RECORD LIST
** start **
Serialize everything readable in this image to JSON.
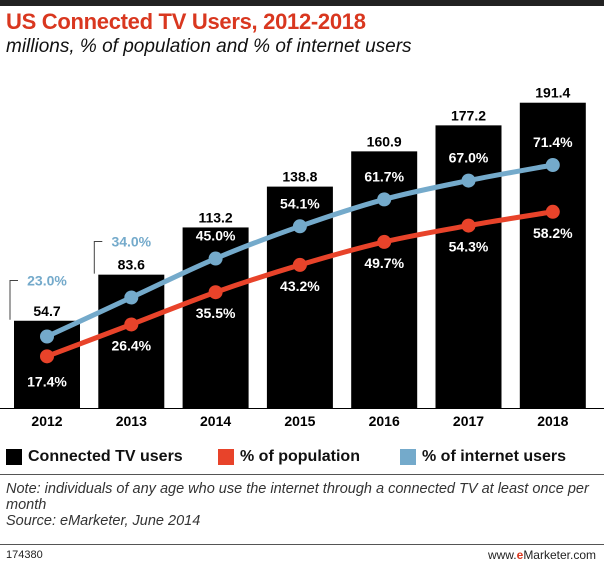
{
  "title": "US Connected TV Users, 2012-2018",
  "subtitle": "millions, % of population and % of internet users",
  "chart_data": {
    "type": "bar",
    "categories": [
      "2012",
      "2013",
      "2014",
      "2015",
      "2016",
      "2017",
      "2018"
    ],
    "series": [
      {
        "name": "Connected TV users",
        "type": "bar",
        "color": "#000000",
        "values": [
          54.7,
          83.6,
          113.2,
          138.8,
          160.9,
          177.2,
          191.4
        ],
        "labels": [
          "54.7",
          "83.6",
          "113.2",
          "138.8",
          "160.9",
          "177.2",
          "191.4"
        ]
      },
      {
        "name": "% of population",
        "type": "line",
        "color": "#e8432a",
        "values": [
          17.4,
          26.4,
          35.5,
          43.2,
          49.7,
          54.3,
          58.2
        ],
        "labels": [
          "17.4%",
          "26.4%",
          "35.5%",
          "43.2%",
          "49.7%",
          "54.3%",
          "58.2%"
        ]
      },
      {
        "name": "% of internet users",
        "type": "line",
        "color": "#74aacb",
        "values": [
          23.0,
          34.0,
          45.0,
          54.1,
          61.7,
          67.0,
          71.4
        ],
        "labels": [
          "23.0%",
          "34.0%",
          "45.0%",
          "54.1%",
          "61.7%",
          "67.0%",
          "71.4%"
        ]
      }
    ],
    "ylim": [
      0,
      200
    ],
    "grid": false,
    "legend": "bottom"
  },
  "note": "Note: individuals of any age who use the internet through a connected TV at least once per month",
  "source": "Source: eMarketer, June 2014",
  "footer": {
    "chart_id": "174380",
    "brand_prefix": "www.",
    "brand_e": "e",
    "brand_suffix": "Marketer.com"
  }
}
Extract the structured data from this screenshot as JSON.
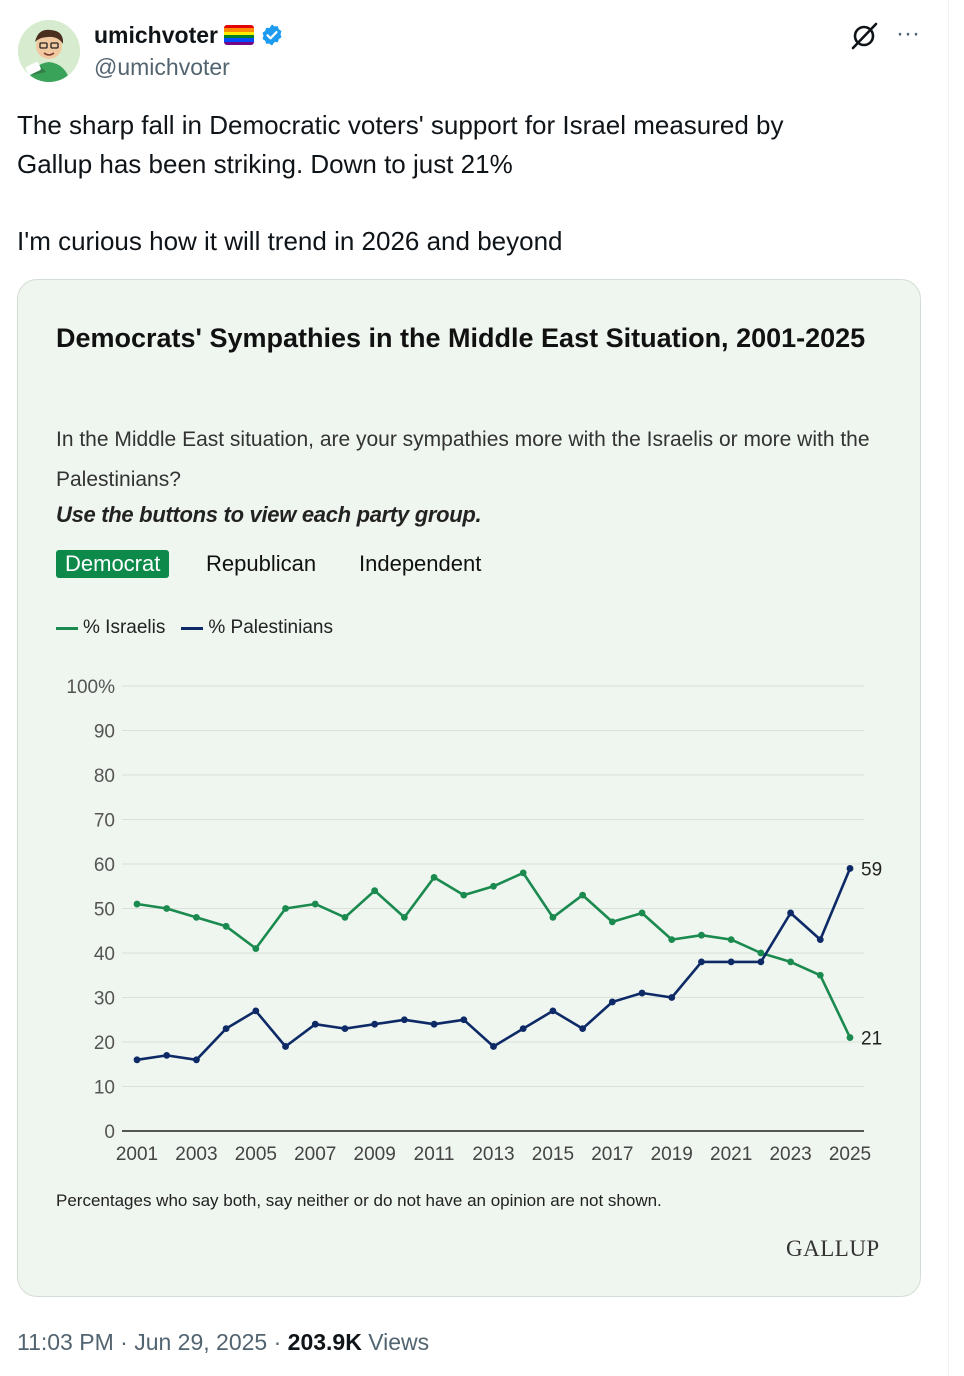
{
  "tweet": {
    "display_name": "umichvoter",
    "handle": "@umichvoter",
    "text_lines": [
      "The sharp fall in Democratic voters' support for Israel measured by",
      "Gallup has been striking. Down to just 21%"
    ],
    "text_line_2": "I'm curious how it will trend in 2026 and beyond",
    "time": "11:03 PM",
    "date": "Jun 29, 2025",
    "views": "203.9K",
    "views_label": "Views",
    "separator": "·"
  },
  "chart_card": {
    "title": "Democrats' Sympathies in the Middle East Situation, 2001-2025",
    "subtitle": "In the Middle East situation, are your sympathies more with the Israelis or more with the Palestinians?",
    "instruction": "Use the buttons to view each party group.",
    "buttons": [
      "Democrat",
      "Republican",
      "Independent"
    ],
    "active_button": "Democrat",
    "footnote": "Percentages who say both, say neither or do not have an opinion are not shown.",
    "brand": "GALLUP"
  },
  "colors": {
    "israelis": "#1a8a4f",
    "palestinians": "#0d2a66",
    "accent": "#0d8a4a",
    "card_bg": "#eff5ef"
  },
  "chart_data": {
    "type": "line",
    "title": "Democrats' Sympathies in the Middle East Situation, 2001-2025",
    "x": [
      2001,
      2002,
      2003,
      2004,
      2005,
      2006,
      2007,
      2008,
      2009,
      2010,
      2011,
      2012,
      2013,
      2014,
      2015,
      2016,
      2017,
      2018,
      2019,
      2020,
      2021,
      2022,
      2023,
      2024,
      2025
    ],
    "x_tick_labels": [
      "2001",
      "2003",
      "2005",
      "2007",
      "2009",
      "2011",
      "2013",
      "2015",
      "2017",
      "2019",
      "2021",
      "2023",
      "2025"
    ],
    "y_tick_labels": [
      "100%",
      "90",
      "80",
      "70",
      "60",
      "50",
      "40",
      "30",
      "20",
      "10",
      "0"
    ],
    "y_ticks": [
      100,
      90,
      80,
      70,
      60,
      50,
      40,
      30,
      20,
      10,
      0
    ],
    "ylim": [
      0,
      100
    ],
    "grid": true,
    "legend_position": "top-left",
    "series": [
      {
        "name": "% Israelis",
        "color": "#1a8a4f",
        "values": [
          51,
          50,
          48,
          46,
          41,
          50,
          51,
          48,
          54,
          48,
          57,
          53,
          55,
          58,
          48,
          53,
          47,
          49,
          43,
          44,
          43,
          40,
          38,
          35,
          21
        ],
        "end_label": "21"
      },
      {
        "name": "% Palestinians",
        "color": "#0d2a66",
        "values": [
          16,
          17,
          16,
          23,
          27,
          19,
          24,
          23,
          24,
          25,
          24,
          25,
          19,
          23,
          27,
          23,
          29,
          31,
          30,
          38,
          38,
          38,
          49,
          43,
          59
        ],
        "end_label": "59"
      }
    ]
  }
}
** end **
WHAT THIS TASK INVOLVES
The listing above needs to be output again exactly. Don't include the pictures.

RESULT OF THE TASK
Serialize everything readable in this image to JSON.
{
  "title": "US Connected TV Users, 2012-2018",
  "subtitle": "millions, % of population and % of internet users",
  "chart_data": {
    "type": "bar",
    "categories": [
      "2012",
      "2013",
      "2014",
      "2015",
      "2016",
      "2017",
      "2018"
    ],
    "series": [
      {
        "name": "Connected TV users",
        "type": "bar",
        "color": "#000000",
        "values": [
          54.7,
          83.6,
          113.2,
          138.8,
          160.9,
          177.2,
          191.4
        ],
        "labels": [
          "54.7",
          "83.6",
          "113.2",
          "138.8",
          "160.9",
          "177.2",
          "191.4"
        ]
      },
      {
        "name": "% of population",
        "type": "line",
        "color": "#e8432a",
        "values": [
          17.4,
          26.4,
          35.5,
          43.2,
          49.7,
          54.3,
          58.2
        ],
        "labels": [
          "17.4%",
          "26.4%",
          "35.5%",
          "43.2%",
          "49.7%",
          "54.3%",
          "58.2%"
        ]
      },
      {
        "name": "% of internet users",
        "type": "line",
        "color": "#74aacb",
        "values": [
          23.0,
          34.0,
          45.0,
          54.1,
          61.7,
          67.0,
          71.4
        ],
        "labels": [
          "23.0%",
          "34.0%",
          "45.0%",
          "54.1%",
          "61.7%",
          "67.0%",
          "71.4%"
        ]
      }
    ],
    "ylim": [
      0,
      200
    ],
    "grid": false,
    "legend": "bottom"
  },
  "note": "Note: individuals of any age who use the internet through a connected TV at least once per month",
  "source": "Source: eMarketer, June 2014",
  "footer": {
    "chart_id": "174380",
    "brand_prefix": "www.",
    "brand_e": "e",
    "brand_suffix": "Marketer.com"
  }
}
Extract the structured data from this screenshot as JSON.
{
  "tweet": {
    "display_name": "umichvoter",
    "handle": "@umichvoter",
    "text_lines": [
      "The sharp fall in Democratic voters' support for Israel measured by",
      "Gallup has been striking. Down to just 21%"
    ],
    "text_line_2": "I'm curious how it will trend in 2026 and beyond",
    "time": "11:03 PM",
    "date": "Jun 29, 2025",
    "views": "203.9K",
    "views_label": "Views",
    "separator": "·"
  },
  "chart_card": {
    "title": "Democrats' Sympathies in the Middle East Situation, 2001-2025",
    "subtitle": "In the Middle East situation, are your sympathies more with the Israelis or more with the Palestinians?",
    "instruction": "Use the buttons to view each party group.",
    "buttons": [
      "Democrat",
      "Republican",
      "Independent"
    ],
    "active_button": "Democrat",
    "footnote": "Percentages who say both, say neither or do not have an opinion are not shown.",
    "brand": "GALLUP"
  },
  "colors": {
    "israelis": "#1a8a4f",
    "palestinians": "#0d2a66",
    "accent": "#0d8a4a",
    "card_bg": "#eff5ef"
  },
  "chart_data": {
    "type": "line",
    "title": "Democrats' Sympathies in the Middle East Situation, 2001-2025",
    "x": [
      2001,
      2002,
      2003,
      2004,
      2005,
      2006,
      2007,
      2008,
      2009,
      2010,
      2011,
      2012,
      2013,
      2014,
      2015,
      2016,
      2017,
      2018,
      2019,
      2020,
      2021,
      2022,
      2023,
      2024,
      2025
    ],
    "x_tick_labels": [
      "2001",
      "2003",
      "2005",
      "2007",
      "2009",
      "2011",
      "2013",
      "2015",
      "2017",
      "2019",
      "2021",
      "2023",
      "2025"
    ],
    "y_tick_labels": [
      "100%",
      "90",
      "80",
      "70",
      "60",
      "50",
      "40",
      "30",
      "20",
      "10",
      "0"
    ],
    "y_ticks": [
      100,
      90,
      80,
      70,
      60,
      50,
      40,
      30,
      20,
      10,
      0
    ],
    "ylim": [
      0,
      100
    ],
    "grid": true,
    "legend_position": "top-left",
    "series": [
      {
        "name": "% Israelis",
        "color": "#1a8a4f",
        "values": [
          51,
          50,
          48,
          46,
          41,
          50,
          51,
          48,
          54,
          48,
          57,
          53,
          55,
          58,
          48,
          53,
          47,
          49,
          43,
          44,
          43,
          40,
          38,
          35,
          21
        ],
        "end_label": "21"
      },
      {
        "name": "% Palestinians",
        "color": "#0d2a66",
        "values": [
          16,
          17,
          16,
          23,
          27,
          19,
          24,
          23,
          24,
          25,
          24,
          25,
          19,
          23,
          27,
          23,
          29,
          31,
          30,
          38,
          38,
          38,
          49,
          43,
          59
        ],
        "end_label": "59"
      }
    ]
  }
}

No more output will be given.